The data below must be copied in full and without any change.

begin SUPPLIED ENTRIES

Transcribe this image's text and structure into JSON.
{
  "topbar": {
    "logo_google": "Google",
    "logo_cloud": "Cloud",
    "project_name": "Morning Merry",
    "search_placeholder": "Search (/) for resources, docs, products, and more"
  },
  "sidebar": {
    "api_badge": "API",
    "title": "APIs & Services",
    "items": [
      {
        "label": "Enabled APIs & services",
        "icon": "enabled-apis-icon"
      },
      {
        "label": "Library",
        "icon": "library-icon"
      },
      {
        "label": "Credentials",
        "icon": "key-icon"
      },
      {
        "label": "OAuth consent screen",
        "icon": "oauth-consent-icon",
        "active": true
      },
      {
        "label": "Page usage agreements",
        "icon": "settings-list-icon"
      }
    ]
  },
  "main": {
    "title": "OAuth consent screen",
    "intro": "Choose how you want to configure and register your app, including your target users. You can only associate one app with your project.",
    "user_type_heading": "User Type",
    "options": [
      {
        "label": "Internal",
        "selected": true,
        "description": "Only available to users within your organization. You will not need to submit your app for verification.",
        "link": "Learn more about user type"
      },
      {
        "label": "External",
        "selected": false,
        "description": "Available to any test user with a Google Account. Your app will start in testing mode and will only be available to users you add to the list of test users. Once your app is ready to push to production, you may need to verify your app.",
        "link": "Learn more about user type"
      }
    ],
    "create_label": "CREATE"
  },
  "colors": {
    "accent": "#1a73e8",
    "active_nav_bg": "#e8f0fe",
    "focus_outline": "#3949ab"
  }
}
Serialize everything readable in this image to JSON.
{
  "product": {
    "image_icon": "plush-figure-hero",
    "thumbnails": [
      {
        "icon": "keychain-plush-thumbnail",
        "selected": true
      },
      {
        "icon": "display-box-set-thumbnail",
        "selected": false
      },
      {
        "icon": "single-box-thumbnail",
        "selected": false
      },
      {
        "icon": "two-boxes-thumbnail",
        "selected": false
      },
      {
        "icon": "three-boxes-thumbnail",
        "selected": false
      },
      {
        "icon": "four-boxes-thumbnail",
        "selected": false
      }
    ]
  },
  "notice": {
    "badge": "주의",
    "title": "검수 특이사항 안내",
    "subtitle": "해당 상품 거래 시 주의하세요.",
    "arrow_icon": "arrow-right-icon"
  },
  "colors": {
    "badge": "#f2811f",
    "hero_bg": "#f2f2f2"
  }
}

end SUPPLIED ENTRIES

ANSWER FOR THIS EXERCISE:
Transcribe this image's text and structure into JSON.
{
  "topbar": {
    "logo_google": "Google",
    "logo_cloud": "Cloud",
    "project_name": "Morning Merry",
    "search_placeholder": "Search (/) for resources, docs, products, and more"
  },
  "sidebar": {
    "api_badge": "API",
    "title": "APIs & Services",
    "items": [
      {
        "label": "Enabled APIs & services",
        "icon": "enabled-apis-icon"
      },
      {
        "label": "Library",
        "icon": "library-icon"
      },
      {
        "label": "Credentials",
        "icon": "key-icon"
      },
      {
        "label": "OAuth consent screen",
        "icon": "oauth-consent-icon",
        "active": true
      },
      {
        "label": "Page usage agreements",
        "icon": "settings-list-icon"
      }
    ]
  },
  "main": {
    "title": "OAuth consent screen",
    "intro": "Choose how you want to configure and register your app, including your target users. You can only associate one app with your project.",
    "user_type_heading": "User Type",
    "options": [
      {
        "label": "Internal",
        "selected": true,
        "description": "Only available to users within your organization. You will not need to submit your app for verification.",
        "link": "Learn more about user type"
      },
      {
        "label": "External",
        "selected": false,
        "description": "Available to any test user with a Google Account. Your app will start in testing mode and will only be available to users you add to the list of test users. Once your app is ready to push to production, you may need to verify your app.",
        "link": "Learn more about user type"
      }
    ],
    "create_label": "CREATE"
  },
  "colors": {
    "accent": "#1a73e8",
    "active_nav_bg": "#e8f0fe",
    "focus_outline": "#3949ab"
  }
}
Serialize everything readable in this image to JSON.
{
  "product": {
    "image_icon": "plush-figure-hero",
    "thumbnails": [
      {
        "icon": "keychain-plush-thumbnail",
        "selected": true
      },
      {
        "icon": "display-box-set-thumbnail",
        "selected": false
      },
      {
        "icon": "single-box-thumbnail",
        "selected": false
      },
      {
        "icon": "two-boxes-thumbnail",
        "selected": false
      },
      {
        "icon": "three-boxes-thumbnail",
        "selected": false
      },
      {
        "icon": "four-boxes-thumbnail",
        "selected": false
      }
    ]
  },
  "notice": {
    "badge": "주의",
    "title": "검수 특이사항 안내",
    "subtitle": "해당 상품 거래 시 주의하세요.",
    "arrow_icon": "arrow-right-icon"
  },
  "colors": {
    "badge": "#f2811f",
    "hero_bg": "#f2f2f2"
  }
}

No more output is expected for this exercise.